Instruction - The entries below are to be repeated exactly as they stand.

Data entries:
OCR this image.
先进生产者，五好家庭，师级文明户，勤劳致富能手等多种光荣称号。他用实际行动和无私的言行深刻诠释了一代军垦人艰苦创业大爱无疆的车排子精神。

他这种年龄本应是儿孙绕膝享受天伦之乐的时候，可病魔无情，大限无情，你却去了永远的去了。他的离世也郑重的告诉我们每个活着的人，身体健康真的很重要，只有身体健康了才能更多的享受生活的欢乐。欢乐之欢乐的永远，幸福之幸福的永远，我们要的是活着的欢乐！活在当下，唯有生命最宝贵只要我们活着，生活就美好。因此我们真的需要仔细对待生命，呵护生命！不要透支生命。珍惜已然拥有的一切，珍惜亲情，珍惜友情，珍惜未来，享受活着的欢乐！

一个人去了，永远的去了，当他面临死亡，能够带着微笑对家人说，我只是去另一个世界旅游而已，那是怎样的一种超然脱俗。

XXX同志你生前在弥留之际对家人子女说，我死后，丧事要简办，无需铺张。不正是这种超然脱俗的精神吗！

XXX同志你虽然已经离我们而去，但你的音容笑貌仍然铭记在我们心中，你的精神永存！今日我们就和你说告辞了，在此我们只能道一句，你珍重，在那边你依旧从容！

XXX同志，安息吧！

Written response -
OCR this image.
先进生产者，五好家庭，师级文明户，勤劳致富能手等多种光荣称号。他用实际行动和无私的言行深刻诠释了一代军垦人艰苦创业大爱无疆的车排子精神。

他这种年龄本应是儿孙绕膝享受天伦之乐的时候，可病魔无情，大限无情，你却去了永远的去了。他的离世也郑重的告诉我们每个活着的人，身体健康真的很重要，只有身体健康了才能更多的享受生活的欢乐。欢乐之欢乐的永远，幸福之幸福的永远，我们要的是活着的欢乐！活在当下，唯有生命最宝贵只要我们活着，生活就美好。因此我们真的需要仔细对待生命，呵护生命！不要透支生命。珍惜已然拥有的一切，珍惜亲情，珍惜友情，珍惜未来，享受活着的欢乐！

一个人去了，永远的去了，当他面临死亡，能够带着微笑对家人说，我只是去另一个世界旅游而已，那是怎样的一种超然脱俗。

XXX同志你生前在弥留之际对家人子女说，我死后，丧事要简办，无需铺张。不正是这种超然脱俗的精神吗！

XXX同志你虽然已经离我们而去，但你的音容笑貌仍然铭记在我们心中，你的精神永存！今日我们就和你说告辞了，在此我们只能道一句，你珍重，在那边你依旧从容！

XXX同志，安息吧！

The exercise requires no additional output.